## SET PROBLEM
All records should be reproduced verbatim.

◆ ◆ ◆ ◆ ◆

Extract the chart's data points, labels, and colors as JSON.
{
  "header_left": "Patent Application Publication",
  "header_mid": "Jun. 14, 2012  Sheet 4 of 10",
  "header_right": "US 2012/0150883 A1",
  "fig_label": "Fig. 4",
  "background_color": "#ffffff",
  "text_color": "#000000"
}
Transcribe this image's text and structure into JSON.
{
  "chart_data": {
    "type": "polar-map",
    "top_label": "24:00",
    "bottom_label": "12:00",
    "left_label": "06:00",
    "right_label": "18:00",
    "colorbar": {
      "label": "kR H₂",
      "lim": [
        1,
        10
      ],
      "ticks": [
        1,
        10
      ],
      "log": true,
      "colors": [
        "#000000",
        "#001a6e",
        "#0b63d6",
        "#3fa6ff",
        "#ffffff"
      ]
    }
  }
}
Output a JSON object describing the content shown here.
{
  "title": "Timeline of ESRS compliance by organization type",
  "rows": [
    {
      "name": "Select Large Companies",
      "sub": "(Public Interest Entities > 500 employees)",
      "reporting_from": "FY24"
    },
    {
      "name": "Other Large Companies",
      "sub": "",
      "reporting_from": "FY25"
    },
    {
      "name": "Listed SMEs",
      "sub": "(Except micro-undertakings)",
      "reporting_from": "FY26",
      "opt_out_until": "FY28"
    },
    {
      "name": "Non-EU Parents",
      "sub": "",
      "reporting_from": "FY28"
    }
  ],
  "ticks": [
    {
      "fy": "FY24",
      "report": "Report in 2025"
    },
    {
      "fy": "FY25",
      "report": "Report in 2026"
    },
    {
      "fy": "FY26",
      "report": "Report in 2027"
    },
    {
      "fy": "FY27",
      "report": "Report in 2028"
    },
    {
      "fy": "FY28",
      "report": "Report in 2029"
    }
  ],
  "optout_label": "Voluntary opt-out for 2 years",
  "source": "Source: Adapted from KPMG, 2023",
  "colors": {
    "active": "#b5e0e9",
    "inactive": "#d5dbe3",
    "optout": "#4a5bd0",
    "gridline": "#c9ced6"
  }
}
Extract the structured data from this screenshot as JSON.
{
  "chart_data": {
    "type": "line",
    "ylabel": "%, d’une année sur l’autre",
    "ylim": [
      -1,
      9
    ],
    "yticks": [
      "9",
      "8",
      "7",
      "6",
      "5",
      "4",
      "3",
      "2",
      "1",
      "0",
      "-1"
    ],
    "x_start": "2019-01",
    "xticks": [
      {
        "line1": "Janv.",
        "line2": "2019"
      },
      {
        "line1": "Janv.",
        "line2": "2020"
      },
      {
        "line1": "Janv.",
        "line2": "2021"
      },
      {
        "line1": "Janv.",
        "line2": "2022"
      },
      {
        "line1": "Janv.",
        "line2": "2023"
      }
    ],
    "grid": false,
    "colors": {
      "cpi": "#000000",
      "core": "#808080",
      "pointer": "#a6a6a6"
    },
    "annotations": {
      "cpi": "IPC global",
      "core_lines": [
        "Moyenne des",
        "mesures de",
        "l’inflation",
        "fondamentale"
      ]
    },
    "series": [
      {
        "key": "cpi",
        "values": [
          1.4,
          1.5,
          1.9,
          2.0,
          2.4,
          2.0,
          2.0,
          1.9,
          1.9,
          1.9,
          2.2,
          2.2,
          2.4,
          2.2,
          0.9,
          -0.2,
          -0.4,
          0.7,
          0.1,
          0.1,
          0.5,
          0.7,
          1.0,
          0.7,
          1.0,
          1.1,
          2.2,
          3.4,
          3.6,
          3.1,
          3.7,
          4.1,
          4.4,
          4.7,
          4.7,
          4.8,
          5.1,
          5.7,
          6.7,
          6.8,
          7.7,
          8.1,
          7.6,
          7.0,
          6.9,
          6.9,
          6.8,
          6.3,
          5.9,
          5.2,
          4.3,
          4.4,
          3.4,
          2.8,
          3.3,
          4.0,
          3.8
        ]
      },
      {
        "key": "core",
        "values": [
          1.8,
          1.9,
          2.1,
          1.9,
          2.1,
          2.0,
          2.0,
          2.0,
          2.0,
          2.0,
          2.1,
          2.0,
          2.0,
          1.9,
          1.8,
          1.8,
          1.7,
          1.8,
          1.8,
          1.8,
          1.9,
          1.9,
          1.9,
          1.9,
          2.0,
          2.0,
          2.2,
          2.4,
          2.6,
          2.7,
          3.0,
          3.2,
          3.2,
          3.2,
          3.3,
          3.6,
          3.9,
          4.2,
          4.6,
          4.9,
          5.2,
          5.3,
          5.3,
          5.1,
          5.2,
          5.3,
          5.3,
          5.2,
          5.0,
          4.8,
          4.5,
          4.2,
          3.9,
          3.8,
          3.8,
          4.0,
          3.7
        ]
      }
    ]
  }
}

◆ ◆ ◆ ◆ ◆

## THE ANSWER
Extract the chart's data points, labels, and colors as JSON.
{
  "header_left": "Patent Application Publication",
  "header_mid": "Jun. 14, 2012  Sheet 4 of 10",
  "header_right": "US 2012/0150883 A1",
  "fig_label": "Fig. 4",
  "background_color": "#ffffff",
  "text_color": "#000000"
}
Transcribe this image's text and structure into JSON.
{
  "chart_data": {
    "type": "polar-map",
    "top_label": "24:00",
    "bottom_label": "12:00",
    "left_label": "06:00",
    "right_label": "18:00",
    "colorbar": {
      "label": "kR H₂",
      "lim": [
        1,
        10
      ],
      "ticks": [
        1,
        10
      ],
      "log": true,
      "colors": [
        "#000000",
        "#001a6e",
        "#0b63d6",
        "#3fa6ff",
        "#ffffff"
      ]
    }
  }
}
Output a JSON object describing the content shown here.
{
  "title": "Timeline of ESRS compliance by organization type",
  "rows": [
    {
      "name": "Select Large Companies",
      "sub": "(Public Interest Entities > 500 employees)",
      "reporting_from": "FY24"
    },
    {
      "name": "Other Large Companies",
      "sub": "",
      "reporting_from": "FY25"
    },
    {
      "name": "Listed SMEs",
      "sub": "(Except micro-undertakings)",
      "reporting_from": "FY26",
      "opt_out_until": "FY28"
    },
    {
      "name": "Non-EU Parents",
      "sub": "",
      "reporting_from": "FY28"
    }
  ],
  "ticks": [
    {
      "fy": "FY24",
      "report": "Report in 2025"
    },
    {
      "fy": "FY25",
      "report": "Report in 2026"
    },
    {
      "fy": "FY26",
      "report": "Report in 2027"
    },
    {
      "fy": "FY27",
      "report": "Report in 2028"
    },
    {
      "fy": "FY28",
      "report": "Report in 2029"
    }
  ],
  "optout_label": "Voluntary opt-out for 2 years",
  "source": "Source: Adapted from KPMG, 2023",
  "colors": {
    "active": "#b5e0e9",
    "inactive": "#d5dbe3",
    "optout": "#4a5bd0",
    "gridline": "#c9ced6"
  }
}
Extract the structured data from this screenshot as JSON.
{
  "chart_data": {
    "type": "line",
    "ylabel": "%, d’une année sur l’autre",
    "ylim": [
      -1,
      9
    ],
    "yticks": [
      "9",
      "8",
      "7",
      "6",
      "5",
      "4",
      "3",
      "2",
      "1",
      "0",
      "-1"
    ],
    "x_start": "2019-01",
    "xticks": [
      {
        "line1": "Janv.",
        "line2": "2019"
      },
      {
        "line1": "Janv.",
        "line2": "2020"
      },
      {
        "line1": "Janv.",
        "line2": "2021"
      },
      {
        "line1": "Janv.",
        "line2": "2022"
      },
      {
        "line1": "Janv.",
        "line2": "2023"
      }
    ],
    "grid": false,
    "colors": {
      "cpi": "#000000",
      "core": "#808080",
      "pointer": "#a6a6a6"
    },
    "annotations": {
      "cpi": "IPC global",
      "core_lines": [
        "Moyenne des",
        "mesures de",
        "l’inflation",
        "fondamentale"
      ]
    },
    "series": [
      {
        "key": "cpi",
        "values": [
          1.4,
          1.5,
          1.9,
          2.0,
          2.4,
          2.0,
          2.0,
          1.9,
          1.9,
          1.9,
          2.2,
          2.2,
          2.4,
          2.2,
          0.9,
          -0.2,
          -0.4,
          0.7,
          0.1,
          0.1,
          0.5,
          0.7,
          1.0,
          0.7,
          1.0,
          1.1,
          2.2,
          3.4,
          3.6,
          3.1,
          3.7,
          4.1,
          4.4,
          4.7,
          4.7,
          4.8,
          5.1,
          5.7,
          6.7,
          6.8,
          7.7,
          8.1,
          7.6,
          7.0,
          6.9,
          6.9,
          6.8,
          6.3,
          5.9,
          5.2,
          4.3,
          4.4,
          3.4,
          2.8,
          3.3,
          4.0,
          3.8
        ]
      },
      {
        "key": "core",
        "values": [
          1.8,
          1.9,
          2.1,
          1.9,
          2.1,
          2.0,
          2.0,
          2.0,
          2.0,
          2.0,
          2.1,
          2.0,
          2.0,
          1.9,
          1.8,
          1.8,
          1.7,
          1.8,
          1.8,
          1.8,
          1.9,
          1.9,
          1.9,
          1.9,
          2.0,
          2.0,
          2.2,
          2.4,
          2.6,
          2.7,
          3.0,
          3.2,
          3.2,
          3.2,
          3.3,
          3.6,
          3.9,
          4.2,
          4.6,
          4.9,
          5.2,
          5.3,
          5.3,
          5.1,
          5.2,
          5.3,
          5.3,
          5.2,
          5.0,
          4.8,
          4.5,
          4.2,
          3.9,
          3.8,
          3.8,
          4.0,
          3.7
        ]
      }
    ]
  }
}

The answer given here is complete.